### Material supplied

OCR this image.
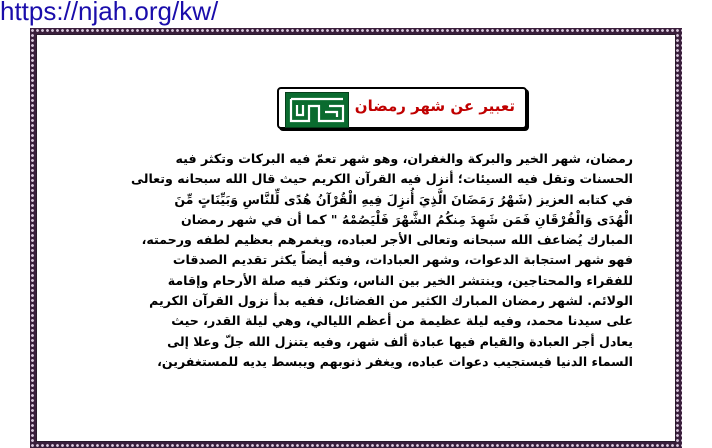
https://njah.org/kw/
تعبير عن شهر رمضان

رمضان، شهر الخير والبركة والغفران، وهو شهر تعمّ فيه البركات وتكثر فيه

الحسنات وتقل فيه السيئات؛ أنزل فيه القرآن الكريم حيث قال الله سبحانه وتعالى

في كتابه العزيز (شَهْرُ رَمَضَانَ الَّذِيَ أُنزِلَ فِيهِ الْقُرْآنُ هُدًى لِّلنَّاسِ وَبَيِّنَاتٍ مِّنَ

الْهُدَى وَالْفُرْقَانِ فَمَن شَهِدَ مِنكُمُ الشَّهْرَ فَلْيَصُمْهُ " كما أن في شهر رمضان

المبارك يُضاعف الله سبحانه وتعالى الأجر لعباده، ويغمرهم بعظيم لطفه ورحمته،

فهو شهر استجابة الدعوات، وشهر العبادات، وفيه أيضاً يكثر تقديم الصدقات

للفقراء والمحتاجين، وينتشر الخير بين الناس، وتكثر فيه صلة الأرحام وإقامة

الولائم. لشهر رمضان المبارك الكثير من الفضائل، ففيه بدأ نزول القرآن الكريم

على سيدنا محمد، وفيه ليلة عظيمة من أعظم الليالي، وهي ليلة القدر، حيث

يعادل أجر العبادة والقيام فيها عبادة ألف شهر، وفيه يتنزل الله جلّ وعلا إلى

السماء الدنيا فيستجيب دعوات عباده، ويغفر ذنوبهم ويبسط يديه للمستغفرين،
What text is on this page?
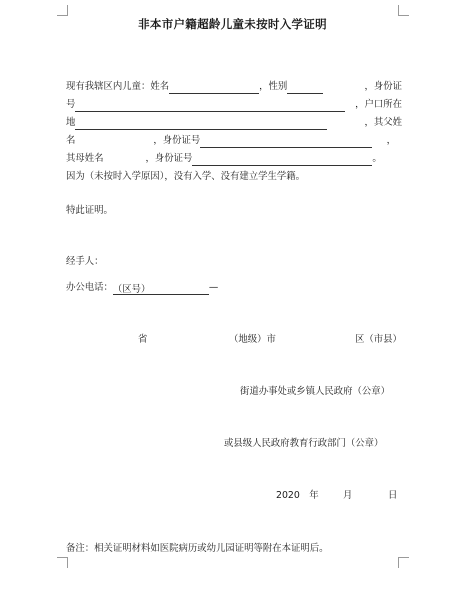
非本市户籍超龄儿童未按时入学证明
现有我辖区内儿童：姓名	，性别	，身份证
号	，户口所在
地	，其父姓
名	，身份证号	，
其母姓名	，身份证号	。
因为（未按时入学原因），没有入学、没有建立学生学籍。
特此证明。
经手人：
办公电话：（区号）	—
省	（地级）市	区（市县）
街道办事处或乡镇人民政府（公章）
或县级人民政府教育行政部门（公章）
2020　年	月	日
备注：相关证明材料如医院病历或幼儿园证明等附在本证明后。
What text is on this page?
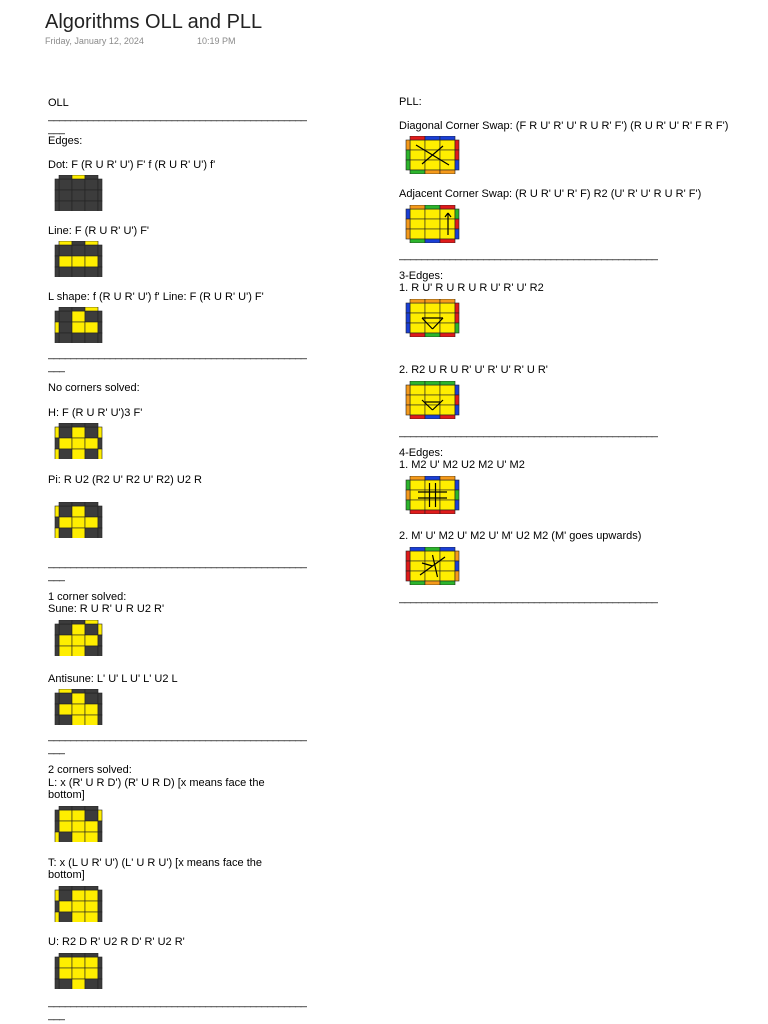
Algorithms OLL and PLL
Friday, January 12, 2024	10:19 PM
OLL
______________________________________________
___
Edges:
Dot: F (R U R' U') F' f (R U R' U') f'
Line: F (R U R' U') F'
L shape: f (R U R' U') f' Line: F (R U R' U') F'
______________________________________________
___
No corners solved:
H: F (R U R' U')3 F'
Pi: R U2 (R2 U' R2 U' R2) U2 R
______________________________________________
___
1 corner solved:
Sune: R U R' U R U2 R'
Antisune: L' U' L U' L' U2 L
______________________________________________
___
2 corners solved:
L: x (R' U R D') (R' U R D) [x means face the
bottom]
T: x (L U R' U') (L' U R U') [x means face the
bottom]
U: R2 D R' U2 R D' R' U2 R'
______________________________________________
___
PLL:
Diagonal Corner Swap: (F R U' R' U' R U R' F') (R U R' U' R' F R F')
Adjacent Corner Swap: (R U R' U' R' F) R2 (U' R' U' R U R' F')
______________________________________________
3-Edges:
1. R U' R U R U R U' R' U' R2
2. R2 U R U R' U' R' U' R' U R'
______________________________________________
4-Edges:
1. M2 U' M2 U2 M2 U' M2
2. M' U' M2 U' M2 U' M' U2 M2 (M' goes upwards)
______________________________________________
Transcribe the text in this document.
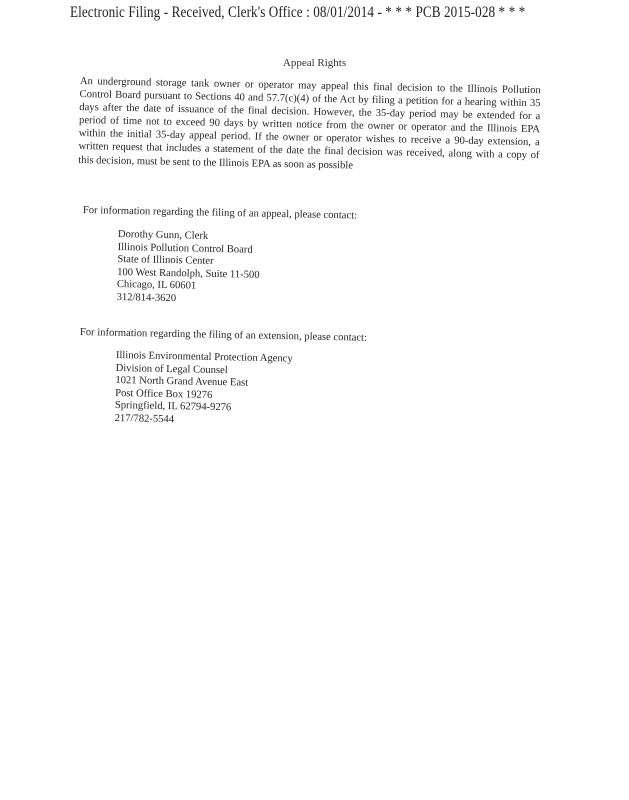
Electronic Filing - Received, Clerk's Office : 08/01/2014 - * * * PCB 2015-028 * * *
Appeal Rights
An underground storage tank owner or operator may appeal this final decision to the Illinois Pollution Control Board pursuant to Sections 40 and 57.7(c)(4) of the Act by filing a petition for a hearing within 35 days after the date of issuance of the final decision. However, the 35-day period may be extended for a period of time not to exceed 90 days by written notice from the owner or operator and the Illinois EPA within the initial 35-day appeal period. If the owner or operator wishes to receive a 90-day extension, a written request that includes a statement of the date the final decision was received, along with a copy of this decision, must be sent to the Illinois EPA as soon as possible
For information regarding the filing of an appeal, please contact:
Dorothy Gunn, Clerk
Illinois Pollution Control Board
State of Illinois Center
100 West Randolph, Suite 11-500
Chicago, IL 60601
312/814-3620
For information regarding the filing of an extension, please contact:
Illinois Environmental Protection Agency
Division of Legal Counsel
1021 North Grand Avenue East
Post Office Box 19276
Springfield, IL 62794-9276
217/782-5544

### Description of the task
Repeat all the data as it stands, dropping any images it holds.

### Result for this task
OCR this image.
https://njah.org/kw/
تعبير عن شهر رمضان

رمضان، شهر الخير والبركة والغفران، وهو شهر تعمّ فيه البركات وتكثر فيه

الحسنات وتقل فيه السيئات؛ أنزل فيه القرآن الكريم حيث قال الله سبحانه وتعالى

في كتابه العزيز (شَهْرُ رَمَضَانَ الَّذِيَ أُنزِلَ فِيهِ الْقُرْآنُ هُدًى لِّلنَّاسِ وَبَيِّنَاتٍ مِّنَ

الْهُدَى وَالْفُرْقَانِ فَمَن شَهِدَ مِنكُمُ الشَّهْرَ فَلْيَصُمْهُ " كما أن في شهر رمضان

المبارك يُضاعف الله سبحانه وتعالى الأجر لعباده، ويغمرهم بعظيم لطفه ورحمته،

فهو شهر استجابة الدعوات، وشهر العبادات، وفيه أيضاً يكثر تقديم الصدقات

للفقراء والمحتاجين، وينتشر الخير بين الناس، وتكثر فيه صلة الأرحام وإقامة

الولائم. لشهر رمضان المبارك الكثير من الفضائل، ففيه بدأ نزول القرآن الكريم

على سيدنا محمد، وفيه ليلة عظيمة من أعظم الليالي، وهي ليلة القدر، حيث

يعادل أجر العبادة والقيام فيها عبادة ألف شهر، وفيه يتنزل الله جلّ وعلا إلى

السماء الدنيا فيستجيب دعوات عباده، ويغفر ذنوبهم ويبسط يديه للمستغفرين،
What text is on this page?
非本市户籍超龄儿童未按时入学证明
现有我辖区内儿童：姓名	，性别	，身份证
号	，户口所在
地	，其父姓
名	，身份证号	，
其母姓名	，身份证号	。
因为（未按时入学原因），没有入学、没有建立学生学籍。
特此证明。
经手人：
办公电话：（区号）	—
省	（地级）市	区（市县）
街道办事处或乡镇人民政府（公章）
或县级人民政府教育行政部门（公章）
2020　年	月	日
备注：相关证明材料如医院病历或幼儿园证明等附在本证明后。
What text is on this page?
Algorithms OLL and PLL
Friday, January 12, 2024	10:19 PM
OLL
______________________________________________
___
Edges:
Dot: F (R U R' U') F' f (R U R' U') f'
Line: F (R U R' U') F'
L shape: f (R U R' U') f' Line: F (R U R' U') F'
______________________________________________
___
No corners solved:
H: F (R U R' U')3 F'
Pi: R U2 (R2 U' R2 U' R2) U2 R
______________________________________________
___
1 corner solved:
Sune: R U R' U R U2 R'
Antisune: L' U' L U' L' U2 L
______________________________________________
___
2 corners solved:
L: x (R' U R D') (R' U R D) [x means face the
bottom]
T: x (L U R' U') (L' U R U') [x means face the
bottom]
U: R2 D R' U2 R D' R' U2 R'
______________________________________________
___
PLL:
Diagonal Corner Swap: (F R U' R' U' R U R' F') (R U R' U' R' F R F')
Adjacent Corner Swap: (R U R' U' R' F) R2 (U' R' U' R U R' F')
______________________________________________
3-Edges:
1. R U' R U R U R U' R' U' R2
2. R2 U R U R' U' R' U' R' U R'
______________________________________________
4-Edges:
1. M2 U' M2 U2 M2 U' M2
2. M' U' M2 U' M2 U' M' U2 M2 (M' goes upwards)
______________________________________________
Transcribe the text in this document.
Electronic Filing - Received, Clerk's Office : 08/01/2014 - * * * PCB 2015-028 * * *
Appeal Rights
An underground storage tank owner or operator may appeal this final decision to the Illinois Pollution Control Board pursuant to Sections 40 and 57.7(c)(4) of the Act by filing a petition for a hearing within 35 days after the date of issuance of the final decision. However, the 35-day period may be extended for a period of time not to exceed 90 days by written notice from the owner or operator and the Illinois EPA within the initial 35-day appeal period. If the owner or operator wishes to receive a 90-day extension, a written request that includes a statement of the date the final decision was received, along with a copy of this decision, must be sent to the Illinois EPA as soon as possible
For information regarding the filing of an appeal, please contact:
Dorothy Gunn, Clerk
Illinois Pollution Control Board
State of Illinois Center
100 West Randolph, Suite 11-500
Chicago, IL 60601
312/814-3620
For information regarding the filing of an extension, please contact:
Illinois Environmental Protection Agency
Division of Legal Counsel
1021 North Grand Avenue East
Post Office Box 19276
Springfield, IL 62794-9276
217/782-5544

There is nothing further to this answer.